(Data listing)

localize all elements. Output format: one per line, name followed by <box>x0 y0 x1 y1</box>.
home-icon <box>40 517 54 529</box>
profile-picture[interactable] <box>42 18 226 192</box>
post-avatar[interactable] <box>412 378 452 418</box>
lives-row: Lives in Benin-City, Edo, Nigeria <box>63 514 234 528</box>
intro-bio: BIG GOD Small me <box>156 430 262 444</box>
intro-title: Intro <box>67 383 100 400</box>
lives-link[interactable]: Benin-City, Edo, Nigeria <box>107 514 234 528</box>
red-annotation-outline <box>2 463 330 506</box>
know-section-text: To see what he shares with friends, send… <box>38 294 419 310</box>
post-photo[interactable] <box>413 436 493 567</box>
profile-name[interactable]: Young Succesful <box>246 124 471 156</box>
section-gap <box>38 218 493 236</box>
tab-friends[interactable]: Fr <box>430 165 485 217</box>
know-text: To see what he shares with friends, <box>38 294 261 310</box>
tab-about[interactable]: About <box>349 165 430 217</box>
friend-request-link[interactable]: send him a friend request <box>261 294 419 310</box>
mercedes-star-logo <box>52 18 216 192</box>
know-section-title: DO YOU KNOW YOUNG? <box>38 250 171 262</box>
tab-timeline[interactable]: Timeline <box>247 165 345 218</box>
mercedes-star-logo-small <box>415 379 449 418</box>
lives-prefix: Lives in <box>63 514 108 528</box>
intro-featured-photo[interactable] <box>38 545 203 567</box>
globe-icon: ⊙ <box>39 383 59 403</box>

### EXERCISE PROMPT:
Count the lines in the records above that contain the string "icon", treating uppercase and lowercase as different. Reply with the number alone.

### EXERCISE RESPONSE:
2